Records excerpted from a collection
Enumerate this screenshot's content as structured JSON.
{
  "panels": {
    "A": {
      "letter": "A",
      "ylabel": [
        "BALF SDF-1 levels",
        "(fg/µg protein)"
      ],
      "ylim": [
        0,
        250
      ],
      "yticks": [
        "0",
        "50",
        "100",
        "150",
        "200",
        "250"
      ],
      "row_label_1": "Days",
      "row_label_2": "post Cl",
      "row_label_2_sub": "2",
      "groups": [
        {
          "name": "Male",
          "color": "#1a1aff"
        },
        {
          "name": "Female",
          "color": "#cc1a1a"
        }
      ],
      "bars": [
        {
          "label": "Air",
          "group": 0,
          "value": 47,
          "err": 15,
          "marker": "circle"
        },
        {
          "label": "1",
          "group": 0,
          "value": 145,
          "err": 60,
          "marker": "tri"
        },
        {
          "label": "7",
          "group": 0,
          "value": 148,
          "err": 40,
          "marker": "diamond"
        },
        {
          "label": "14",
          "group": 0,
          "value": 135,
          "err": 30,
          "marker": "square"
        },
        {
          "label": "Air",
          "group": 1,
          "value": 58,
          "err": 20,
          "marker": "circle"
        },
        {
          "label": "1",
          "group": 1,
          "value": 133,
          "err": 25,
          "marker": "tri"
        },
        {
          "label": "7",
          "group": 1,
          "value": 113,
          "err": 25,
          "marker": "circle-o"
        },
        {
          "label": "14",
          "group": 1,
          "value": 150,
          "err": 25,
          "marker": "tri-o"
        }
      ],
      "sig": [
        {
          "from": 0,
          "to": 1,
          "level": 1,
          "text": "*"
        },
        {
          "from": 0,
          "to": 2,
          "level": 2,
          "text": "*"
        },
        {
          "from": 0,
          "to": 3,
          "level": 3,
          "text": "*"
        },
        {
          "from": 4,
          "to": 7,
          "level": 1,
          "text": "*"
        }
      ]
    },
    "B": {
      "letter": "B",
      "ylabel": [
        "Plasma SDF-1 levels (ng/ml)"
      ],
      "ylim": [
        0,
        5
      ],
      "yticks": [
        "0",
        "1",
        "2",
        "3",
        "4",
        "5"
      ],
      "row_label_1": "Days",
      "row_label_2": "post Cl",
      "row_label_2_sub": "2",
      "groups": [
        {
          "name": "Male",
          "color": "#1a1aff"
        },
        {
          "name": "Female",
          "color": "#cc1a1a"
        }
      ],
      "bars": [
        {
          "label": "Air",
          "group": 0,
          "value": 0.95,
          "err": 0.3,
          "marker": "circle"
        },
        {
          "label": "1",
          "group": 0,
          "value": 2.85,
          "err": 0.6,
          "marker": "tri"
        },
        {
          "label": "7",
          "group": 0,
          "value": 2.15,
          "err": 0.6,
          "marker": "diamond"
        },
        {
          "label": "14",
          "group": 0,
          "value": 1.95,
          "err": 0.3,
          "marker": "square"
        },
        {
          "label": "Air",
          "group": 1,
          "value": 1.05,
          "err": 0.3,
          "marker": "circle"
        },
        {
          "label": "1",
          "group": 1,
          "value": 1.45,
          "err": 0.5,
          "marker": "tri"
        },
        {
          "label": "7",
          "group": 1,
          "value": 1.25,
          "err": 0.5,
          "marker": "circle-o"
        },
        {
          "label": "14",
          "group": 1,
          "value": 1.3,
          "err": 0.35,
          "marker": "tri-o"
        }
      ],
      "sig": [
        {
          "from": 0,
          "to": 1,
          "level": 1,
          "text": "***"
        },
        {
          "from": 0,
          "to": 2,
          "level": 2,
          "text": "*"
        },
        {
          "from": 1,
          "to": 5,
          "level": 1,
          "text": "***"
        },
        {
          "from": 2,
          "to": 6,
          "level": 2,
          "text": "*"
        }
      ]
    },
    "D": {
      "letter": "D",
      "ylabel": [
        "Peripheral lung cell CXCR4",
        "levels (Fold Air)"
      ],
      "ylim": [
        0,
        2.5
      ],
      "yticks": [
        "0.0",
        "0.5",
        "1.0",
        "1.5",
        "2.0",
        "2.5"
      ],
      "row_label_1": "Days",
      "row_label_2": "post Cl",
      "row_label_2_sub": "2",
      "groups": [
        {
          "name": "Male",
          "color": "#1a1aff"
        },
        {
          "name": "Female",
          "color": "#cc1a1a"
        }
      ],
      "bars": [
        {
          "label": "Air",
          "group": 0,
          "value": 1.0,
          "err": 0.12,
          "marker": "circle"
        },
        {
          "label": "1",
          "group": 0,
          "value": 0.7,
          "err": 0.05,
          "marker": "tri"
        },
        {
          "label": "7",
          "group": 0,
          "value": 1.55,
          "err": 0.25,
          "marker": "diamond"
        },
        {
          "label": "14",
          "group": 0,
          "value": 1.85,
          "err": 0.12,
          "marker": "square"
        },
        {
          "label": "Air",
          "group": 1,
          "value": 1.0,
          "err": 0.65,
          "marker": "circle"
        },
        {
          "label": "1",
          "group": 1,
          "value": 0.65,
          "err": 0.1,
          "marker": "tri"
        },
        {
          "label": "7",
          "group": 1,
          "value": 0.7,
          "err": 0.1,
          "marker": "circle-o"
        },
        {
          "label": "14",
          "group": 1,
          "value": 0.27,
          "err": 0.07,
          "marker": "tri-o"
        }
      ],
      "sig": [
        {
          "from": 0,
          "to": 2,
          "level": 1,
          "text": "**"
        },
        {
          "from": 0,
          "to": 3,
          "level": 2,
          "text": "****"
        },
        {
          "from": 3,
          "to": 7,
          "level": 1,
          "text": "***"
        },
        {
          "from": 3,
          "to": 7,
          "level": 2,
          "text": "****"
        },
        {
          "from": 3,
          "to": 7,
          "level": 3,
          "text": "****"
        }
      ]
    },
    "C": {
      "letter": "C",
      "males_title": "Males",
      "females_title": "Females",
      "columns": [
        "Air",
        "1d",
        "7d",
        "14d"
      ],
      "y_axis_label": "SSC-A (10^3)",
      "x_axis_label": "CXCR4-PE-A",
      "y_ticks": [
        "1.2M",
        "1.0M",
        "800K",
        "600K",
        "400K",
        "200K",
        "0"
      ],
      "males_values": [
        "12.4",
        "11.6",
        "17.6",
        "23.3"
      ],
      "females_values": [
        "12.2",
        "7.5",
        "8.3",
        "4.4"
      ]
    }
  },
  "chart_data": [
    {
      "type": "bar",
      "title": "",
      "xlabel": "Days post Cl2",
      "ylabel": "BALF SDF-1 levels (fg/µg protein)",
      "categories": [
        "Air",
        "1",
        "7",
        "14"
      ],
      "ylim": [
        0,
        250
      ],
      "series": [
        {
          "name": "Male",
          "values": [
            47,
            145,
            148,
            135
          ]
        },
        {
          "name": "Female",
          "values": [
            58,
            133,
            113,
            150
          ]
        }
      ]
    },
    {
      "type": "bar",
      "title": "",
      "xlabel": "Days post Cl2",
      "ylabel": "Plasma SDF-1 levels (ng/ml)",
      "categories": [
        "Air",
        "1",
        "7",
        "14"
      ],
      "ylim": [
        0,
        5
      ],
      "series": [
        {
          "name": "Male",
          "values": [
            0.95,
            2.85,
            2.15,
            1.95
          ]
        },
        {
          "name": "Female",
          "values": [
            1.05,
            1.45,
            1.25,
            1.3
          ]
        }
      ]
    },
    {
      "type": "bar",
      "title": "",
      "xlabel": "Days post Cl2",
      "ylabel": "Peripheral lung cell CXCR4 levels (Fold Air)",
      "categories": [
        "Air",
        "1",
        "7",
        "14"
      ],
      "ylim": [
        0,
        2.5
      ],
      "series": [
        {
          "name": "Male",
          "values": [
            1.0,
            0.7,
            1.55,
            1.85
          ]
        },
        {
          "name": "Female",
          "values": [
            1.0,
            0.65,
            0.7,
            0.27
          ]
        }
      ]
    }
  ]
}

**Task prompt:** Your reply must reproduce all records above exactly.

**Reply to the exercise:**
Enumerate this screenshot's content as structured JSON.
{
  "panels": {
    "A": {
      "letter": "A",
      "ylabel": [
        "BALF SDF-1 levels",
        "(fg/µg protein)"
      ],
      "ylim": [
        0,
        250
      ],
      "yticks": [
        "0",
        "50",
        "100",
        "150",
        "200",
        "250"
      ],
      "row_label_1": "Days",
      "row_label_2": "post Cl",
      "row_label_2_sub": "2",
      "groups": [
        {
          "name": "Male",
          "color": "#1a1aff"
        },
        {
          "name": "Female",
          "color": "#cc1a1a"
        }
      ],
      "bars": [
        {
          "label": "Air",
          "group": 0,
          "value": 47,
          "err": 15,
          "marker": "circle"
        },
        {
          "label": "1",
          "group": 0,
          "value": 145,
          "err": 60,
          "marker": "tri"
        },
        {
          "label": "7",
          "group": 0,
          "value": 148,
          "err": 40,
          "marker": "diamond"
        },
        {
          "label": "14",
          "group": 0,
          "value": 135,
          "err": 30,
          "marker": "square"
        },
        {
          "label": "Air",
          "group": 1,
          "value": 58,
          "err": 20,
          "marker": "circle"
        },
        {
          "label": "1",
          "group": 1,
          "value": 133,
          "err": 25,
          "marker": "tri"
        },
        {
          "label": "7",
          "group": 1,
          "value": 113,
          "err": 25,
          "marker": "circle-o"
        },
        {
          "label": "14",
          "group": 1,
          "value": 150,
          "err": 25,
          "marker": "tri-o"
        }
      ],
      "sig": [
        {
          "from": 0,
          "to": 1,
          "level": 1,
          "text": "*"
        },
        {
          "from": 0,
          "to": 2,
          "level": 2,
          "text": "*"
        },
        {
          "from": 0,
          "to": 3,
          "level": 3,
          "text": "*"
        },
        {
          "from": 4,
          "to": 7,
          "level": 1,
          "text": "*"
        }
      ]
    },
    "B": {
      "letter": "B",
      "ylabel": [
        "Plasma SDF-1 levels (ng/ml)"
      ],
      "ylim": [
        0,
        5
      ],
      "yticks": [
        "0",
        "1",
        "2",
        "3",
        "4",
        "5"
      ],
      "row_label_1": "Days",
      "row_label_2": "post Cl",
      "row_label_2_sub": "2",
      "groups": [
        {
          "name": "Male",
          "color": "#1a1aff"
        },
        {
          "name": "Female",
          "color": "#cc1a1a"
        }
      ],
      "bars": [
        {
          "label": "Air",
          "group": 0,
          "value": 0.95,
          "err": 0.3,
          "marker": "circle"
        },
        {
          "label": "1",
          "group": 0,
          "value": 2.85,
          "err": 0.6,
          "marker": "tri"
        },
        {
          "label": "7",
          "group": 0,
          "value": 2.15,
          "err": 0.6,
          "marker": "diamond"
        },
        {
          "label": "14",
          "group": 0,
          "value": 1.95,
          "err": 0.3,
          "marker": "square"
        },
        {
          "label": "Air",
          "group": 1,
          "value": 1.05,
          "err": 0.3,
          "marker": "circle"
        },
        {
          "label": "1",
          "group": 1,
          "value": 1.45,
          "err": 0.5,
          "marker": "tri"
        },
        {
          "label": "7",
          "group": 1,
          "value": 1.25,
          "err": 0.5,
          "marker": "circle-o"
        },
        {
          "label": "14",
          "group": 1,
          "value": 1.3,
          "err": 0.35,
          "marker": "tri-o"
        }
      ],
      "sig": [
        {
          "from": 0,
          "to": 1,
          "level": 1,
          "text": "***"
        },
        {
          "from": 0,
          "to": 2,
          "level": 2,
          "text": "*"
        },
        {
          "from": 1,
          "to": 5,
          "level": 1,
          "text": "***"
        },
        {
          "from": 2,
          "to": 6,
          "level": 2,
          "text": "*"
        }
      ]
    },
    "D": {
      "letter": "D",
      "ylabel": [
        "Peripheral lung cell CXCR4",
        "levels (Fold Air)"
      ],
      "ylim": [
        0,
        2.5
      ],
      "yticks": [
        "0.0",
        "0.5",
        "1.0",
        "1.5",
        "2.0",
        "2.5"
      ],
      "row_label_1": "Days",
      "row_label_2": "post Cl",
      "row_label_2_sub": "2",
      "groups": [
        {
          "name": "Male",
          "color": "#1a1aff"
        },
        {
          "name": "Female",
          "color": "#cc1a1a"
        }
      ],
      "bars": [
        {
          "label": "Air",
          "group": 0,
          "value": 1.0,
          "err": 0.12,
          "marker": "circle"
        },
        {
          "label": "1",
          "group": 0,
          "value": 0.7,
          "err": 0.05,
          "marker": "tri"
        },
        {
          "label": "7",
          "group": 0,
          "value": 1.55,
          "err": 0.25,
          "marker": "diamond"
        },
        {
          "label": "14",
          "group": 0,
          "value": 1.85,
          "err": 0.12,
          "marker": "square"
        },
        {
          "label": "Air",
          "group": 1,
          "value": 1.0,
          "err": 0.65,
          "marker": "circle"
        },
        {
          "label": "1",
          "group": 1,
          "value": 0.65,
          "err": 0.1,
          "marker": "tri"
        },
        {
          "label": "7",
          "group": 1,
          "value": 0.7,
          "err": 0.1,
          "marker": "circle-o"
        },
        {
          "label": "14",
          "group": 1,
          "value": 0.27,
          "err": 0.07,
          "marker": "tri-o"
        }
      ],
      "sig": [
        {
          "from": 0,
          "to": 2,
          "level": 1,
          "text": "**"
        },
        {
          "from": 0,
          "to": 3,
          "level": 2,
          "text": "****"
        },
        {
          "from": 3,
          "to": 7,
          "level": 1,
          "text": "***"
        },
        {
          "from": 3,
          "to": 7,
          "level": 2,
          "text": "****"
        },
        {
          "from": 3,
          "to": 7,
          "level": 3,
          "text": "****"
        }
      ]
    },
    "C": {
      "letter": "C",
      "males_title": "Males",
      "females_title": "Females",
      "columns": [
        "Air",
        "1d",
        "7d",
        "14d"
      ],
      "y_axis_label": "SSC-A (10^3)",
      "x_axis_label": "CXCR4-PE-A",
      "y_ticks": [
        "1.2M",
        "1.0M",
        "800K",
        "600K",
        "400K",
        "200K",
        "0"
      ],
      "males_values": [
        "12.4",
        "11.6",
        "17.6",
        "23.3"
      ],
      "females_values": [
        "12.2",
        "7.5",
        "8.3",
        "4.4"
      ]
    }
  },
  "chart_data": [
    {
      "type": "bar",
      "title": "",
      "xlabel": "Days post Cl2",
      "ylabel": "BALF SDF-1 levels (fg/µg protein)",
      "categories": [
        "Air",
        "1",
        "7",
        "14"
      ],
      "ylim": [
        0,
        250
      ],
      "series": [
        {
          "name": "Male",
          "values": [
            47,
            145,
            148,
            135
          ]
        },
        {
          "name": "Female",
          "values": [
            58,
            133,
            113,
            150
          ]
        }
      ]
    },
    {
      "type": "bar",
      "title": "",
      "xlabel": "Days post Cl2",
      "ylabel": "Plasma SDF-1 levels (ng/ml)",
      "categories": [
        "Air",
        "1",
        "7",
        "14"
      ],
      "ylim": [
        0,
        5
      ],
      "series": [
        {
          "name": "Male",
          "values": [
            0.95,
            2.85,
            2.15,
            1.95
          ]
        },
        {
          "name": "Female",
          "values": [
            1.05,
            1.45,
            1.25,
            1.3
          ]
        }
      ]
    },
    {
      "type": "bar",
      "title": "",
      "xlabel": "Days post Cl2",
      "ylabel": "Peripheral lung cell CXCR4 levels (Fold Air)",
      "categories": [
        "Air",
        "1",
        "7",
        "14"
      ],
      "ylim": [
        0,
        2.5
      ],
      "series": [
        {
          "name": "Male",
          "values": [
            1.0,
            0.7,
            1.55,
            1.85
          ]
        },
        {
          "name": "Female",
          "values": [
            1.0,
            0.65,
            0.7,
            0.27
          ]
        }
      ]
    }
  ]
}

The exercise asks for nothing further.